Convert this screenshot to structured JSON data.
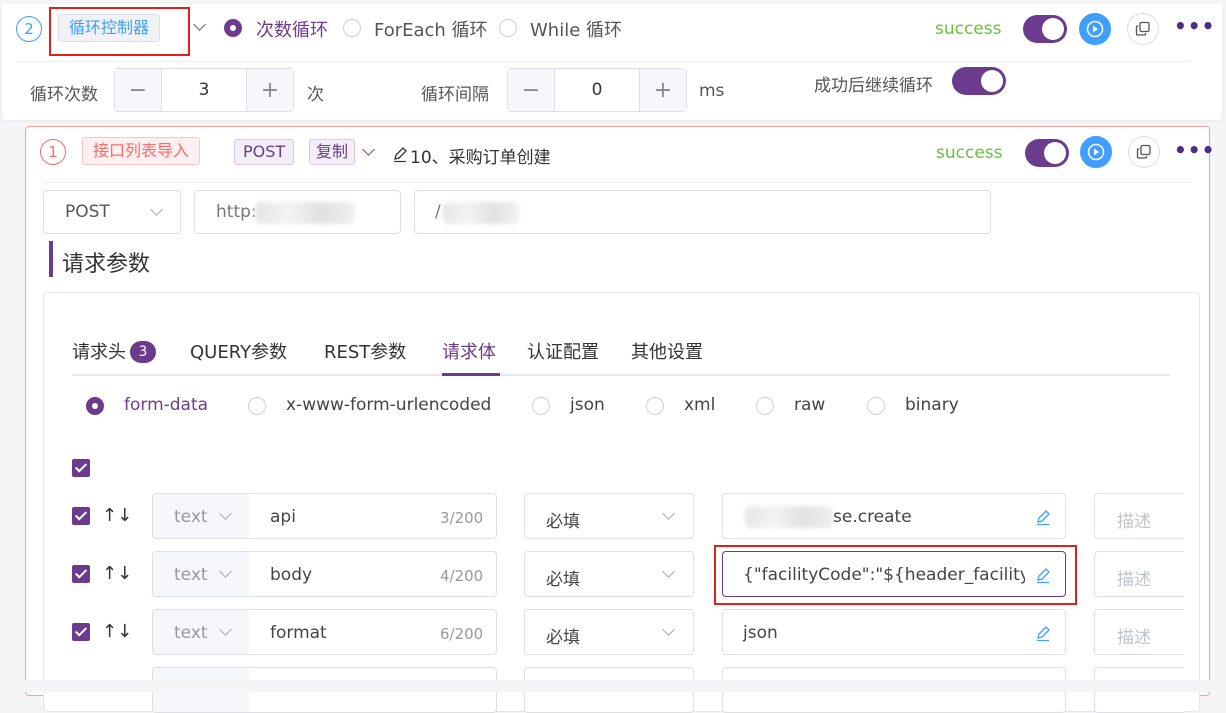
{
  "loop_card": {
    "index": "2",
    "controller_label": "循环控制器",
    "mode_options": [
      "次数循环",
      "ForEach 循环",
      "While 循环"
    ],
    "selected_mode": "次数循环",
    "status": "success",
    "count_label": "循环次数",
    "count_value": "3",
    "count_unit": "次",
    "interval_label": "循环间隔",
    "interval_value": "0",
    "interval_unit": "ms",
    "continue_label": "成功后继续循环",
    "minus": "−",
    "plus": "+"
  },
  "api_card": {
    "index": "1",
    "source_tag": "接口列表导入",
    "method_tag": "POST",
    "copy_tag": "复制",
    "name": "10、采购订单创建",
    "status": "success",
    "method_select": "POST",
    "url_prefix": "http:",
    "path_prefix": "/",
    "section_title": "请求参数"
  },
  "tabs": [
    {
      "label": "请求头",
      "badge": "3"
    },
    {
      "label": "QUERY参数"
    },
    {
      "label": "REST参数"
    },
    {
      "label": "请求体",
      "active": true
    },
    {
      "label": "认证配置"
    },
    {
      "label": "其他设置"
    }
  ],
  "body_types": [
    "form-data",
    "x-www-form-urlencoded",
    "json",
    "xml",
    "raw",
    "binary"
  ],
  "selected_body_type": "form-data",
  "params": [
    {
      "type": "text",
      "name": "api",
      "count": "3/200",
      "required": "必填",
      "value": "se.create",
      "desc_placeholder": "描述"
    },
    {
      "type": "text",
      "name": "body",
      "count": "4/200",
      "required": "必填",
      "value": "{\"facilityCode\":\"${header_facilityCoc",
      "desc_placeholder": "描述"
    },
    {
      "type": "text",
      "name": "format",
      "count": "6/200",
      "required": "必填",
      "value": "json",
      "desc_placeholder": "描述"
    }
  ],
  "colors": {
    "accent": "#6b3c8d",
    "success": "#67c23a",
    "primary": "#409eff",
    "highlight": "#e0201b"
  }
}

▸ Aim:
All of the material above is to be copied exactly, except for its images.

▸ Response for this exercise:
Convert this screenshot to structured JSON data.
{
  "loop_card": {
    "index": "2",
    "controller_label": "循环控制器",
    "mode_options": [
      "次数循环",
      "ForEach 循环",
      "While 循环"
    ],
    "selected_mode": "次数循环",
    "status": "success",
    "count_label": "循环次数",
    "count_value": "3",
    "count_unit": "次",
    "interval_label": "循环间隔",
    "interval_value": "0",
    "interval_unit": "ms",
    "continue_label": "成功后继续循环",
    "minus": "−",
    "plus": "+"
  },
  "api_card": {
    "index": "1",
    "source_tag": "接口列表导入",
    "method_tag": "POST",
    "copy_tag": "复制",
    "name": "10、采购订单创建",
    "status": "success",
    "method_select": "POST",
    "url_prefix": "http:",
    "path_prefix": "/",
    "section_title": "请求参数"
  },
  "tabs": [
    {
      "label": "请求头",
      "badge": "3"
    },
    {
      "label": "QUERY参数"
    },
    {
      "label": "REST参数"
    },
    {
      "label": "请求体",
      "active": true
    },
    {
      "label": "认证配置"
    },
    {
      "label": "其他设置"
    }
  ],
  "body_types": [
    "form-data",
    "x-www-form-urlencoded",
    "json",
    "xml",
    "raw",
    "binary"
  ],
  "selected_body_type": "form-data",
  "params": [
    {
      "type": "text",
      "name": "api",
      "count": "3/200",
      "required": "必填",
      "value": "se.create",
      "desc_placeholder": "描述"
    },
    {
      "type": "text",
      "name": "body",
      "count": "4/200",
      "required": "必填",
      "value": "{\"facilityCode\":\"${header_facilityCoc",
      "desc_placeholder": "描述"
    },
    {
      "type": "text",
      "name": "format",
      "count": "6/200",
      "required": "必填",
      "value": "json",
      "desc_placeholder": "描述"
    }
  ],
  "colors": {
    "accent": "#6b3c8d",
    "success": "#67c23a",
    "primary": "#409eff",
    "highlight": "#e0201b"
  }
}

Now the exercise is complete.